* REQUIREMENT
Find the number of lines below in which the word "Master" appears, and write that number only.

* INFORMATION SHOWN
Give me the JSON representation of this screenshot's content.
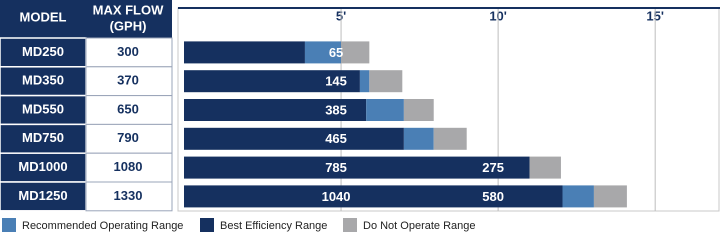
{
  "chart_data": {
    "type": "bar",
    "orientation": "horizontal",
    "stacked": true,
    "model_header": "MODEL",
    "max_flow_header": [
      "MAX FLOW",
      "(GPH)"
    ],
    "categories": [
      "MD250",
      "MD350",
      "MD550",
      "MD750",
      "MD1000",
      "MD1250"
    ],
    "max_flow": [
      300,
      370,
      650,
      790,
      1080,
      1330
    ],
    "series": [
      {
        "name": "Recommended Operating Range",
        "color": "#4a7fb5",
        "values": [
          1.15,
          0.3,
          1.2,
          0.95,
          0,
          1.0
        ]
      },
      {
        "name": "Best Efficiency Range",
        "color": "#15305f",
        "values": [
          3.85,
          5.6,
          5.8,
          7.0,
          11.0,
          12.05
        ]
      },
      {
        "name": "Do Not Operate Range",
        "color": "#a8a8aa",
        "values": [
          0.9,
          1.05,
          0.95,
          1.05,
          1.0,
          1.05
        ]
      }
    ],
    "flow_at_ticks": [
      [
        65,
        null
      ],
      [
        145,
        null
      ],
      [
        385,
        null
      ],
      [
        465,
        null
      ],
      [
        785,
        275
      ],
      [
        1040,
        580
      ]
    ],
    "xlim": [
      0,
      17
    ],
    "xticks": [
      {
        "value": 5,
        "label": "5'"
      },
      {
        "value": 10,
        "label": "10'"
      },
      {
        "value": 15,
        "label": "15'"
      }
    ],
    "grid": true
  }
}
---
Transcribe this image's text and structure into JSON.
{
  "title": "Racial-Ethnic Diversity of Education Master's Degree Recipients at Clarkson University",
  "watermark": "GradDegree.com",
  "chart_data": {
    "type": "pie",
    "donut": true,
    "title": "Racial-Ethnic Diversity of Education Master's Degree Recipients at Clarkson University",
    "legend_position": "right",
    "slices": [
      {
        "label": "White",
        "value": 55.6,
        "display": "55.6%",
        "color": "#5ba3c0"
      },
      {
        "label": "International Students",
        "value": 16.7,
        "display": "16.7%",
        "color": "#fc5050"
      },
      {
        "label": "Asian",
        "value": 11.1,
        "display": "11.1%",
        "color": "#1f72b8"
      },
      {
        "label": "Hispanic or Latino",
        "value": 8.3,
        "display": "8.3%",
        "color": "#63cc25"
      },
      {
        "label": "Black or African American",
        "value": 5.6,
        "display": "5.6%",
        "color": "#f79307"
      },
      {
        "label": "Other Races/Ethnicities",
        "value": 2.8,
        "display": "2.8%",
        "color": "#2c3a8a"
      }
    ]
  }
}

* RESULT
2